• Task instructions: Copy the data exactly as it appears, and do not include any pictures.

>>>

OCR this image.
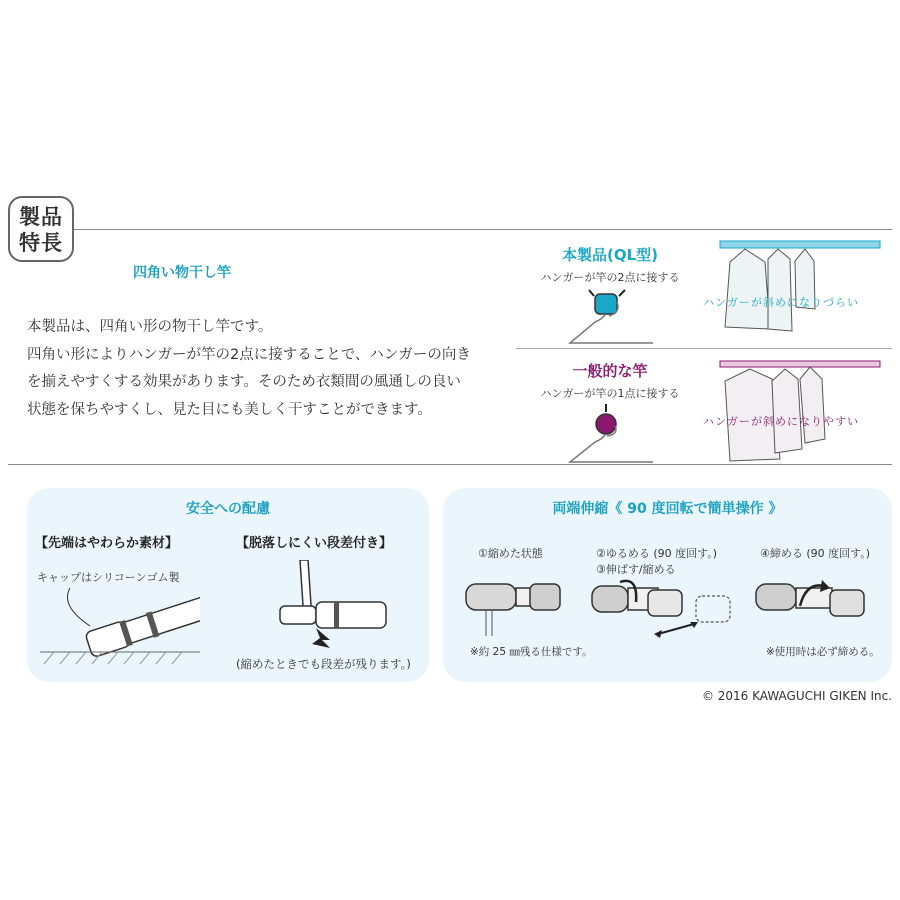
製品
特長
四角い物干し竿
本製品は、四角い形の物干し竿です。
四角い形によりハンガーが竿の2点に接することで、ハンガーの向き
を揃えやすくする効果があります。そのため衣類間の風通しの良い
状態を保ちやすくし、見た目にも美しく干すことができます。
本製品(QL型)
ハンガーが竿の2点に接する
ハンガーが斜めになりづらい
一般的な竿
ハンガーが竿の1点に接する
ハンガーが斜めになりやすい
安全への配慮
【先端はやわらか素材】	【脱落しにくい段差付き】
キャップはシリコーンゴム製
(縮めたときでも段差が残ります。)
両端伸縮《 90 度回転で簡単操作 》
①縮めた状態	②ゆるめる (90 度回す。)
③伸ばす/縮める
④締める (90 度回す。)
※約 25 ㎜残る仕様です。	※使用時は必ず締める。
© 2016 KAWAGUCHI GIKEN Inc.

<<<

• Answer to this exercise:
OCR this image.
製品
特長
四角い物干し竿
本製品は、四角い形の物干し竿です。
四角い形によりハンガーが竿の2点に接することで、ハンガーの向き
を揃えやすくする効果があります。そのため衣類間の風通しの良い
状態を保ちやすくし、見た目にも美しく干すことができます。
本製品(QL型)
ハンガーが竿の2点に接する
ハンガーが斜めになりづらい
一般的な竿
ハンガーが竿の1点に接する
ハンガーが斜めになりやすい
安全への配慮
【先端はやわらか素材】	【脱落しにくい段差付き】
キャップはシリコーンゴム製
(縮めたときでも段差が残ります。)
両端伸縮《 90 度回転で簡単操作 》
①縮めた状態	②ゆるめる (90 度回す。)
③伸ばす/縮める
④締める (90 度回す。)
※約 25 ㎜残る仕様です。	※使用時は必ず締める。
© 2016 KAWAGUCHI GIKEN Inc.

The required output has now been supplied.